- **Listing**
::::

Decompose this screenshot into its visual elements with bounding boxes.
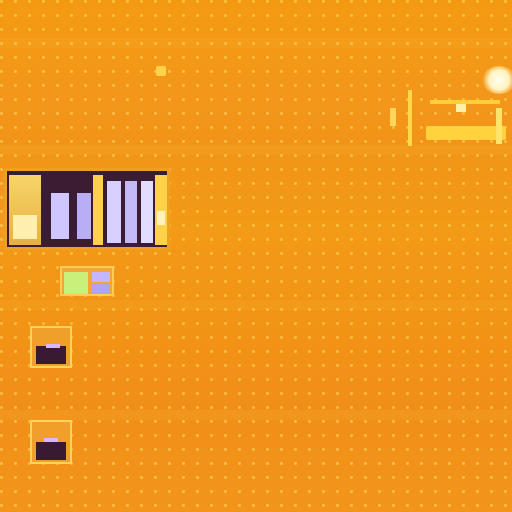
bracket-left-post <box>408 90 412 146</box>
dark-block-lower-light <box>44 438 58 442</box>
window-frame-post <box>93 175 103 245</box>
dark-block-upper-inner <box>36 346 66 364</box>
dark-block-lower-inner <box>36 442 66 460</box>
window-opening-1 <box>51 193 69 239</box>
small-mark-top <box>156 66 166 76</box>
window-opening-5 <box>141 181 153 243</box>
window-opening-3 <box>107 181 121 243</box>
band-3 <box>0 300 512 310</box>
dark-block-upper <box>30 326 72 368</box>
small-window-patch <box>60 266 114 296</box>
violet-patch <box>92 272 110 282</box>
bracket-bottom-bar <box>426 126 506 140</box>
band-2 <box>0 145 512 155</box>
window-right-accent <box>157 211 165 225</box>
bracket-top-bar <box>430 100 500 104</box>
light-glow-icon <box>482 66 512 94</box>
window-opening-4 <box>125 181 137 243</box>
bracket-small-mark <box>456 104 466 112</box>
dark-block-lower <box>30 420 72 464</box>
right-bracket-structure <box>408 90 508 146</box>
violet-patch-2 <box>92 284 110 294</box>
left-pane-detail <box>13 215 37 239</box>
small-mark-right <box>390 108 396 126</box>
window-opening-2 <box>77 193 91 239</box>
green-patch <box>64 272 88 294</box>
window-panel <box>4 168 170 250</box>
window-right-frame <box>155 175 167 245</box>
band-1 <box>0 38 512 48</box>
bracket-right-post <box>496 108 502 144</box>
band-4 <box>0 410 512 420</box>
dark-block-upper-light <box>46 344 60 348</box>
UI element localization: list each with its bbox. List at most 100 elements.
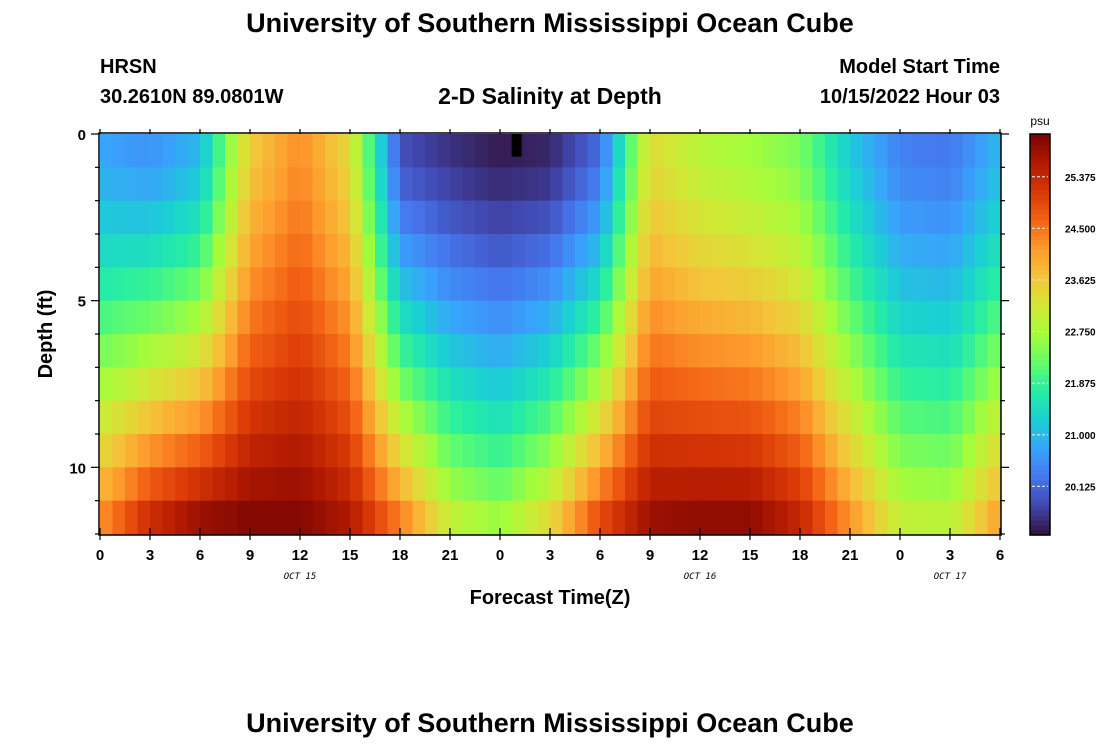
heatmap-cell: [475, 334, 489, 368]
time-marker: [511, 134, 522, 157]
heatmap-cell: [225, 500, 239, 535]
heatmap-cell: [625, 234, 639, 268]
heatmap-cell: [712, 434, 726, 468]
heatmap-cell: [950, 500, 964, 535]
heatmap-cell: [875, 300, 889, 335]
heatmap-cell: [675, 500, 689, 535]
colorbar-segment: [1030, 484, 1050, 491]
heatmap-cell: [812, 267, 826, 302]
heatmap-cell: [800, 500, 814, 535]
heatmap-cell: [175, 367, 189, 402]
heatmap-cell: [475, 400, 489, 435]
heatmap-cell: [275, 500, 289, 535]
heatmap-cell: [837, 134, 851, 168]
heatmap-cell: [800, 467, 814, 502]
heatmap-cell: [200, 200, 214, 235]
heatmap-cell: [450, 200, 464, 235]
heatmap-cell: [825, 167, 839, 202]
heatmap-cell: [550, 134, 564, 168]
heatmap-cell: [712, 300, 726, 335]
heatmap-cell: [300, 367, 314, 402]
heatmap-cell: [912, 300, 926, 335]
heatmap-cell: [300, 467, 314, 502]
heatmap-cell: [962, 167, 976, 202]
heatmap-cell: [612, 334, 626, 368]
heatmap-cell: [637, 234, 651, 268]
colorbar-segment: [1030, 209, 1050, 215]
heatmap-cell: [637, 500, 651, 535]
heatmap-cell: [762, 234, 776, 268]
heatmap-cell: [200, 267, 214, 302]
heatmap-cell: [837, 434, 851, 468]
colorbar-segment: [1030, 264, 1050, 270]
heatmap-cell: [162, 367, 176, 402]
heatmap-cell: [500, 234, 514, 268]
heatmap-cell: [412, 400, 426, 435]
heatmap-cell: [550, 200, 564, 235]
heatmap-cell: [637, 300, 651, 335]
heatmap-cell: [150, 300, 164, 335]
heatmap-cell: [137, 300, 151, 335]
heatmap-cell: [337, 200, 351, 235]
heatmap-cell: [850, 267, 864, 302]
heatmap-cell: [250, 167, 264, 202]
heatmap-cell: [462, 167, 476, 202]
heatmap-cell: [912, 367, 926, 402]
heatmap-cell: [675, 334, 689, 368]
heatmap-cell: [462, 500, 476, 535]
heatmap-cell: [200, 467, 214, 502]
heatmap-cell: [225, 200, 239, 235]
heatmap-cell: [275, 200, 289, 235]
heatmap-cell: [862, 367, 876, 402]
heatmap-cell: [937, 334, 951, 368]
heatmap-cell: [662, 167, 676, 202]
heatmap-cell: [337, 267, 351, 302]
heatmap-cell: [850, 467, 864, 502]
heatmap-cell: [825, 500, 839, 535]
heatmap-cell: [950, 234, 964, 268]
heatmap-cell: [250, 234, 264, 268]
colorbar-segment: [1030, 404, 1050, 411]
heatmap-cell: [325, 400, 339, 435]
heatmap-cell: [487, 134, 501, 168]
heatmap-cell: [275, 134, 289, 168]
heatmap-cell: [375, 234, 389, 268]
heatmap-cell: [775, 300, 789, 335]
heatmap-cell: [687, 500, 701, 535]
heatmap-cell: [125, 167, 139, 202]
heatmap-cell: [525, 367, 539, 402]
heatmap-cell: [112, 500, 126, 535]
heatmap-cell: [362, 500, 376, 535]
colorbar-segment: [1030, 299, 1050, 306]
heatmap-cell: [625, 134, 639, 168]
heatmap-cell: [925, 400, 939, 435]
heatmap-cell: [612, 167, 626, 202]
heatmap-cell: [550, 267, 564, 302]
heatmap-cell: [837, 467, 851, 502]
heatmap-cell: [400, 300, 414, 335]
heatmap-cell: [325, 300, 339, 335]
heatmap-cell: [387, 267, 401, 302]
heatmap-cell: [812, 334, 826, 368]
heatmap-cell: [300, 167, 314, 202]
heatmap-cell: [725, 334, 739, 368]
heatmap-cell: [712, 134, 726, 168]
heatmap-cell: [675, 200, 689, 235]
heatmap-cell: [925, 167, 939, 202]
heatmap-cell: [600, 434, 614, 468]
heatmap-cell: [287, 467, 301, 502]
heatmap-cell: [537, 500, 551, 535]
heatmap-cell: [537, 267, 551, 302]
heatmap-cell: [287, 334, 301, 368]
heatmap-cell: [950, 167, 964, 202]
heatmap-cell: [362, 167, 376, 202]
heatmap-cell: [800, 134, 814, 168]
heatmap-cell: [312, 334, 326, 368]
heatmap-cell: [437, 400, 451, 435]
heatmap-cell: [500, 500, 514, 535]
heatmap-cell: [737, 134, 751, 168]
heatmap-cell: [550, 300, 564, 335]
x-tick-label: 21: [442, 547, 459, 564]
heatmap-cell: [750, 300, 764, 335]
heatmap-cell: [962, 367, 976, 402]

::::

- **Your task**
Update the entries above by changing every "heatmap-cell" to "grid-cell" and leaving all other text as it is. Leave the pictures out.

- **Correct answer**
Decompose this screenshot into its visual elements with bounding boxes.
bracket-left-post <box>408 90 412 146</box>
dark-block-lower-light <box>44 438 58 442</box>
window-frame-post <box>93 175 103 245</box>
dark-block-upper-inner <box>36 346 66 364</box>
dark-block-lower-inner <box>36 442 66 460</box>
window-opening-1 <box>51 193 69 239</box>
small-mark-top <box>156 66 166 76</box>
window-opening-5 <box>141 181 153 243</box>
window-opening-3 <box>107 181 121 243</box>
band-3 <box>0 300 512 310</box>
dark-block-upper <box>30 326 72 368</box>
small-window-patch <box>60 266 114 296</box>
violet-patch <box>92 272 110 282</box>
bracket-bottom-bar <box>426 126 506 140</box>
band-2 <box>0 145 512 155</box>
window-right-accent <box>157 211 165 225</box>
bracket-top-bar <box>430 100 500 104</box>
light-glow-icon <box>482 66 512 94</box>
window-opening-4 <box>125 181 137 243</box>
bracket-small-mark <box>456 104 466 112</box>
dark-block-lower <box>30 420 72 464</box>
right-bracket-structure <box>408 90 508 146</box>
violet-patch-2 <box>92 284 110 294</box>
left-pane-detail <box>13 215 37 239</box>
small-mark-right <box>390 108 396 126</box>
window-opening-2 <box>77 193 91 239</box>
green-patch <box>64 272 88 294</box>
window-panel <box>4 168 170 250</box>
window-right-frame <box>155 175 167 245</box>
band-1 <box>0 38 512 48</box>
bracket-right-post <box>496 108 502 144</box>
band-4 <box>0 410 512 420</box>
dark-block-upper-light <box>46 344 60 348</box>
UI element localization: list each with its bbox. List at most 100 elements.
grid-cell: [475, 334, 489, 368]
time-marker: [511, 134, 522, 157]
grid-cell: [225, 500, 239, 535]
grid-cell: [625, 234, 639, 268]
grid-cell: [712, 434, 726, 468]
grid-cell: [950, 500, 964, 535]
grid-cell: [875, 300, 889, 335]
grid-cell: [675, 500, 689, 535]
colorbar-segment: [1030, 484, 1050, 491]
grid-cell: [812, 267, 826, 302]
grid-cell: [800, 500, 814, 535]
grid-cell: [175, 367, 189, 402]
grid-cell: [475, 400, 489, 435]
grid-cell: [275, 500, 289, 535]
grid-cell: [837, 134, 851, 168]
grid-cell: [800, 467, 814, 502]
grid-cell: [200, 200, 214, 235]
grid-cell: [450, 200, 464, 235]
grid-cell: [825, 167, 839, 202]
grid-cell: [550, 134, 564, 168]
grid-cell: [712, 300, 726, 335]
grid-cell: [300, 367, 314, 402]
grid-cell: [912, 300, 926, 335]
grid-cell: [300, 467, 314, 502]
grid-cell: [962, 167, 976, 202]
grid-cell: [612, 334, 626, 368]
grid-cell: [637, 234, 651, 268]
colorbar-segment: [1030, 209, 1050, 215]
grid-cell: [637, 500, 651, 535]
grid-cell: [762, 234, 776, 268]
grid-cell: [200, 267, 214, 302]
grid-cell: [837, 434, 851, 468]
colorbar-segment: [1030, 264, 1050, 270]
grid-cell: [162, 367, 176, 402]
grid-cell: [500, 234, 514, 268]
grid-cell: [412, 400, 426, 435]
grid-cell: [550, 200, 564, 235]
grid-cell: [637, 300, 651, 335]
grid-cell: [150, 300, 164, 335]
grid-cell: [137, 300, 151, 335]
grid-cell: [337, 200, 351, 235]
grid-cell: [850, 267, 864, 302]
grid-cell: [250, 167, 264, 202]
grid-cell: [462, 167, 476, 202]
grid-cell: [912, 367, 926, 402]
grid-cell: [675, 334, 689, 368]
grid-cell: [462, 500, 476, 535]
grid-cell: [200, 467, 214, 502]
grid-cell: [225, 200, 239, 235]
grid-cell: [275, 200, 289, 235]
grid-cell: [862, 367, 876, 402]
grid-cell: [937, 334, 951, 368]
grid-cell: [662, 167, 676, 202]
grid-cell: [337, 267, 351, 302]
grid-cell: [850, 467, 864, 502]
grid-cell: [825, 500, 839, 535]
grid-cell: [950, 234, 964, 268]
grid-cell: [250, 234, 264, 268]
colorbar-segment: [1030, 404, 1050, 411]
grid-cell: [325, 400, 339, 435]
grid-cell: [487, 134, 501, 168]
grid-cell: [275, 134, 289, 168]
grid-cell: [375, 234, 389, 268]
grid-cell: [775, 300, 789, 335]
grid-cell: [687, 500, 701, 535]
grid-cell: [125, 167, 139, 202]
grid-cell: [525, 367, 539, 402]
grid-cell: [112, 500, 126, 535]
grid-cell: [362, 500, 376, 535]
colorbar-segment: [1030, 299, 1050, 306]
grid-cell: [625, 134, 639, 168]
grid-cell: [925, 400, 939, 435]
grid-cell: [612, 167, 626, 202]
grid-cell: [550, 267, 564, 302]
grid-cell: [837, 467, 851, 502]
grid-cell: [400, 300, 414, 335]
grid-cell: [325, 300, 339, 335]
grid-cell: [387, 267, 401, 302]
grid-cell: [812, 334, 826, 368]
grid-cell: [300, 167, 314, 202]
grid-cell: [725, 334, 739, 368]
grid-cell: [712, 134, 726, 168]
grid-cell: [675, 200, 689, 235]
grid-cell: [925, 167, 939, 202]
grid-cell: [600, 434, 614, 468]
grid-cell: [287, 467, 301, 502]
grid-cell: [537, 500, 551, 535]
grid-cell: [537, 267, 551, 302]
grid-cell: [287, 334, 301, 368]
grid-cell: [950, 167, 964, 202]
grid-cell: [362, 167, 376, 202]
grid-cell: [800, 134, 814, 168]
grid-cell: [312, 334, 326, 368]
grid-cell: [437, 400, 451, 435]
grid-cell: [500, 500, 514, 535]
grid-cell: [737, 134, 751, 168]
grid-cell: [550, 300, 564, 335]
x-tick-label: 21: [442, 547, 459, 564]
grid-cell: [750, 300, 764, 335]
grid-cell: [962, 367, 976, 402]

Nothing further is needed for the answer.